The records that follow should be retyped word for word.

Data entries start

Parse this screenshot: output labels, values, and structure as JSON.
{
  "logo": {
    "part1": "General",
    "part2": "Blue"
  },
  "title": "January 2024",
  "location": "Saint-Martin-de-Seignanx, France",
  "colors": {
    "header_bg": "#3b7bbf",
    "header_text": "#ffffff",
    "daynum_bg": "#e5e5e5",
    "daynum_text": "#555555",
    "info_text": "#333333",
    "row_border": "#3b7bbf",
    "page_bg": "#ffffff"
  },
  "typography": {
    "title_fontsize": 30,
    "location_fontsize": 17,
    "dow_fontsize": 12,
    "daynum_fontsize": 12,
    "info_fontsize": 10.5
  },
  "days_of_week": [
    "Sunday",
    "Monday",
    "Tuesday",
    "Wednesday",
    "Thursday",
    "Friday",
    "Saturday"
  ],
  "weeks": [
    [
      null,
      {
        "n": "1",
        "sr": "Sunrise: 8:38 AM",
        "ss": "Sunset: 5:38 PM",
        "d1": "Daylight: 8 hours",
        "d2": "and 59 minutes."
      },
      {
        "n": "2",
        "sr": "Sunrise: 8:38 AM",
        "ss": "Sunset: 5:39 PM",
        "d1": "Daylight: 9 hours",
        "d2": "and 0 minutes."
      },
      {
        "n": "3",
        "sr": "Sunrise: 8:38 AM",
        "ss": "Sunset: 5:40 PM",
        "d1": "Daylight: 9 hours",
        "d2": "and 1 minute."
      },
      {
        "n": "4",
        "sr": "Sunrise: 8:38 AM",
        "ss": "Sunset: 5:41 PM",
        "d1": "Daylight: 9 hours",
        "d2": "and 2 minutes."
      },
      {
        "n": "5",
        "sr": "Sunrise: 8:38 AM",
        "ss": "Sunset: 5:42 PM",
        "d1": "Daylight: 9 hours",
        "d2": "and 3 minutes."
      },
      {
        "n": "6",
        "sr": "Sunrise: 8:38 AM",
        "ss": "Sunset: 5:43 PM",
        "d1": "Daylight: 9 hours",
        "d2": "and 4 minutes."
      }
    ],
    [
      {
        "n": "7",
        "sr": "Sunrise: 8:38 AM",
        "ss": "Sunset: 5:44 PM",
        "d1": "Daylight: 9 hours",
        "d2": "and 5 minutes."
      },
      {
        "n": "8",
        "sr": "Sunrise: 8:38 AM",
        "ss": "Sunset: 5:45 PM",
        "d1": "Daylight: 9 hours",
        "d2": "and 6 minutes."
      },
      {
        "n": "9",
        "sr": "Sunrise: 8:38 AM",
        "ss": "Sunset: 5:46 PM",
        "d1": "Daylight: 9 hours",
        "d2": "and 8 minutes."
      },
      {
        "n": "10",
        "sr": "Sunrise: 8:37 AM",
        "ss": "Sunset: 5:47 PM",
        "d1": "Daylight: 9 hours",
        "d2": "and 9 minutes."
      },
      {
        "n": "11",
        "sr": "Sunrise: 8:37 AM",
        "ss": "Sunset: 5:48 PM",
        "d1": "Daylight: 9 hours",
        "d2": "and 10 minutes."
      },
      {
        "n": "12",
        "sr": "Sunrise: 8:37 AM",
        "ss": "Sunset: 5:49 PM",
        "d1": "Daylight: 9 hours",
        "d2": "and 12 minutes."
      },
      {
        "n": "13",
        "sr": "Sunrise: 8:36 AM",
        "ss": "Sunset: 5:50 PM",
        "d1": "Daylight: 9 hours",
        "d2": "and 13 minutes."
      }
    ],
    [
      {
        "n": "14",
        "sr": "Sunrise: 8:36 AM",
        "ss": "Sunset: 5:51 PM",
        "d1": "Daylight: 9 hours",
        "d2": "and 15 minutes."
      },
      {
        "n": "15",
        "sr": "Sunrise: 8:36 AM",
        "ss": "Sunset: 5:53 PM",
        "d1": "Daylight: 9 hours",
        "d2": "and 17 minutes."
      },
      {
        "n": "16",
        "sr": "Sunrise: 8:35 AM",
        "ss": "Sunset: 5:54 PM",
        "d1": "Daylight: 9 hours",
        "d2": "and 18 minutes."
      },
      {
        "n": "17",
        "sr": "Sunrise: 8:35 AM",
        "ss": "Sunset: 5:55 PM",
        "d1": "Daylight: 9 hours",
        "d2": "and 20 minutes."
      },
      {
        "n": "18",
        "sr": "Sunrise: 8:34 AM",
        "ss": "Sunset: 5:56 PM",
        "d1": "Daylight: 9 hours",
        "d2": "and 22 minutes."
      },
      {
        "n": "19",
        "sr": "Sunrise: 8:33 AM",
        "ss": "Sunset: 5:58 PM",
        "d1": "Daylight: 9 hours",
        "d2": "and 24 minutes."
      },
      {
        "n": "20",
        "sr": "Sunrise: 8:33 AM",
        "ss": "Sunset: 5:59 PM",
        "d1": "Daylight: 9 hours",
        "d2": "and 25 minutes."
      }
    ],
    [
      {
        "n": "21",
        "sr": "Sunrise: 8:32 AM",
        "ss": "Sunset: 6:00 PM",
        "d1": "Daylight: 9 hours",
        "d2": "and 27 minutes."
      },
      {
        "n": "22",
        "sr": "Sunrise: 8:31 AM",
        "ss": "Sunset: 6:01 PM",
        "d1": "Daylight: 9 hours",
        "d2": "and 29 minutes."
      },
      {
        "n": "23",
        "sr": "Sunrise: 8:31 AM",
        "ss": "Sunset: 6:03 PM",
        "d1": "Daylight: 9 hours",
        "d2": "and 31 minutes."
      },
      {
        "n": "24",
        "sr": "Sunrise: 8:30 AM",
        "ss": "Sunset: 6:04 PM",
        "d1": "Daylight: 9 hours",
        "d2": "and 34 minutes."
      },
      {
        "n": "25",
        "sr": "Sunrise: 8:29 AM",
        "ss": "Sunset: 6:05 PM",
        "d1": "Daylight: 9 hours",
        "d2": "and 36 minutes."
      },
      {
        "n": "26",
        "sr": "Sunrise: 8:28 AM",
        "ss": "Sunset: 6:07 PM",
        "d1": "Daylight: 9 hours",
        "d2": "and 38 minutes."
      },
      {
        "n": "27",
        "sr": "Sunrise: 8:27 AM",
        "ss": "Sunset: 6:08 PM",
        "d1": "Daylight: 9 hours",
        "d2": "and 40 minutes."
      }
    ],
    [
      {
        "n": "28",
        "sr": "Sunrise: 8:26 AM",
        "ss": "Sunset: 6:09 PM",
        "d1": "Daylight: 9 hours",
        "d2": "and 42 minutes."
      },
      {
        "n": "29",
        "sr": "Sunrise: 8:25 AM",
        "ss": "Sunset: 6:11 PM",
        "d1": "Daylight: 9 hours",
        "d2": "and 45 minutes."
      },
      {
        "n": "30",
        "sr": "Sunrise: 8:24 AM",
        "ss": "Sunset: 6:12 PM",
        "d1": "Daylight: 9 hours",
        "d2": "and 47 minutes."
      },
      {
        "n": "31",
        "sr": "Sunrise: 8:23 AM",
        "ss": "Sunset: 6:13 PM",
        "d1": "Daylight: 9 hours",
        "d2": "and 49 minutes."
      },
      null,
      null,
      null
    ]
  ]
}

Data entries end

**The completed task:**
Parse this screenshot: output labels, values, and structure as JSON.
{
  "logo": {
    "part1": "General",
    "part2": "Blue"
  },
  "title": "January 2024",
  "location": "Saint-Martin-de-Seignanx, France",
  "colors": {
    "header_bg": "#3b7bbf",
    "header_text": "#ffffff",
    "daynum_bg": "#e5e5e5",
    "daynum_text": "#555555",
    "info_text": "#333333",
    "row_border": "#3b7bbf",
    "page_bg": "#ffffff"
  },
  "typography": {
    "title_fontsize": 30,
    "location_fontsize": 17,
    "dow_fontsize": 12,
    "daynum_fontsize": 12,
    "info_fontsize": 10.5
  },
  "days_of_week": [
    "Sunday",
    "Monday",
    "Tuesday",
    "Wednesday",
    "Thursday",
    "Friday",
    "Saturday"
  ],
  "weeks": [
    [
      null,
      {
        "n": "1",
        "sr": "Sunrise: 8:38 AM",
        "ss": "Sunset: 5:38 PM",
        "d1": "Daylight: 8 hours",
        "d2": "and 59 minutes."
      },
      {
        "n": "2",
        "sr": "Sunrise: 8:38 AM",
        "ss": "Sunset: 5:39 PM",
        "d1": "Daylight: 9 hours",
        "d2": "and 0 minutes."
      },
      {
        "n": "3",
        "sr": "Sunrise: 8:38 AM",
        "ss": "Sunset: 5:40 PM",
        "d1": "Daylight: 9 hours",
        "d2": "and 1 minute."
      },
      {
        "n": "4",
        "sr": "Sunrise: 8:38 AM",
        "ss": "Sunset: 5:41 PM",
        "d1": "Daylight: 9 hours",
        "d2": "and 2 minutes."
      },
      {
        "n": "5",
        "sr": "Sunrise: 8:38 AM",
        "ss": "Sunset: 5:42 PM",
        "d1": "Daylight: 9 hours",
        "d2": "and 3 minutes."
      },
      {
        "n": "6",
        "sr": "Sunrise: 8:38 AM",
        "ss": "Sunset: 5:43 PM",
        "d1": "Daylight: 9 hours",
        "d2": "and 4 minutes."
      }
    ],
    [
      {
        "n": "7",
        "sr": "Sunrise: 8:38 AM",
        "ss": "Sunset: 5:44 PM",
        "d1": "Daylight: 9 hours",
        "d2": "and 5 minutes."
      },
      {
        "n": "8",
        "sr": "Sunrise: 8:38 AM",
        "ss": "Sunset: 5:45 PM",
        "d1": "Daylight: 9 hours",
        "d2": "and 6 minutes."
      },
      {
        "n": "9",
        "sr": "Sunrise: 8:38 AM",
        "ss": "Sunset: 5:46 PM",
        "d1": "Daylight: 9 hours",
        "d2": "and 8 minutes."
      },
      {
        "n": "10",
        "sr": "Sunrise: 8:37 AM",
        "ss": "Sunset: 5:47 PM",
        "d1": "Daylight: 9 hours",
        "d2": "and 9 minutes."
      },
      {
        "n": "11",
        "sr": "Sunrise: 8:37 AM",
        "ss": "Sunset: 5:48 PM",
        "d1": "Daylight: 9 hours",
        "d2": "and 10 minutes."
      },
      {
        "n": "12",
        "sr": "Sunrise: 8:37 AM",
        "ss": "Sunset: 5:49 PM",
        "d1": "Daylight: 9 hours",
        "d2": "and 12 minutes."
      },
      {
        "n": "13",
        "sr": "Sunrise: 8:36 AM",
        "ss": "Sunset: 5:50 PM",
        "d1": "Daylight: 9 hours",
        "d2": "and 13 minutes."
      }
    ],
    [
      {
        "n": "14",
        "sr": "Sunrise: 8:36 AM",
        "ss": "Sunset: 5:51 PM",
        "d1": "Daylight: 9 hours",
        "d2": "and 15 minutes."
      },
      {
        "n": "15",
        "sr": "Sunrise: 8:36 AM",
        "ss": "Sunset: 5:53 PM",
        "d1": "Daylight: 9 hours",
        "d2": "and 17 minutes."
      },
      {
        "n": "16",
        "sr": "Sunrise: 8:35 AM",
        "ss": "Sunset: 5:54 PM",
        "d1": "Daylight: 9 hours",
        "d2": "and 18 minutes."
      },
      {
        "n": "17",
        "sr": "Sunrise: 8:35 AM",
        "ss": "Sunset: 5:55 PM",
        "d1": "Daylight: 9 hours",
        "d2": "and 20 minutes."
      },
      {
        "n": "18",
        "sr": "Sunrise: 8:34 AM",
        "ss": "Sunset: 5:56 PM",
        "d1": "Daylight: 9 hours",
        "d2": "and 22 minutes."
      },
      {
        "n": "19",
        "sr": "Sunrise: 8:33 AM",
        "ss": "Sunset: 5:58 PM",
        "d1": "Daylight: 9 hours",
        "d2": "and 24 minutes."
      },
      {
        "n": "20",
        "sr": "Sunrise: 8:33 AM",
        "ss": "Sunset: 5:59 PM",
        "d1": "Daylight: 9 hours",
        "d2": "and 25 minutes."
      }
    ],
    [
      {
        "n": "21",
        "sr": "Sunrise: 8:32 AM",
        "ss": "Sunset: 6:00 PM",
        "d1": "Daylight: 9 hours",
        "d2": "and 27 minutes."
      },
      {
        "n": "22",
        "sr": "Sunrise: 8:31 AM",
        "ss": "Sunset: 6:01 PM",
        "d1": "Daylight: 9 hours",
        "d2": "and 29 minutes."
      },
      {
        "n": "23",
        "sr": "Sunrise: 8:31 AM",
        "ss": "Sunset: 6:03 PM",
        "d1": "Daylight: 9 hours",
        "d2": "and 31 minutes."
      },
      {
        "n": "24",
        "sr": "Sunrise: 8:30 AM",
        "ss": "Sunset: 6:04 PM",
        "d1": "Daylight: 9 hours",
        "d2": "and 34 minutes."
      },
      {
        "n": "25",
        "sr": "Sunrise: 8:29 AM",
        "ss": "Sunset: 6:05 PM",
        "d1": "Daylight: 9 hours",
        "d2": "and 36 minutes."
      },
      {
        "n": "26",
        "sr": "Sunrise: 8:28 AM",
        "ss": "Sunset: 6:07 PM",
        "d1": "Daylight: 9 hours",
        "d2": "and 38 minutes."
      },
      {
        "n": "27",
        "sr": "Sunrise: 8:27 AM",
        "ss": "Sunset: 6:08 PM",
        "d1": "Daylight: 9 hours",
        "d2": "and 40 minutes."
      }
    ],
    [
      {
        "n": "28",
        "sr": "Sunrise: 8:26 AM",
        "ss": "Sunset: 6:09 PM",
        "d1": "Daylight: 9 hours",
        "d2": "and 42 minutes."
      },
      {
        "n": "29",
        "sr": "Sunrise: 8:25 AM",
        "ss": "Sunset: 6:11 PM",
        "d1": "Daylight: 9 hours",
        "d2": "and 45 minutes."
      },
      {
        "n": "30",
        "sr": "Sunrise: 8:24 AM",
        "ss": "Sunset: 6:12 PM",
        "d1": "Daylight: 9 hours",
        "d2": "and 47 minutes."
      },
      {
        "n": "31",
        "sr": "Sunrise: 8:23 AM",
        "ss": "Sunset: 6:13 PM",
        "d1": "Daylight: 9 hours",
        "d2": "and 49 minutes."
      },
      null,
      null,
      null
    ]
  ]
}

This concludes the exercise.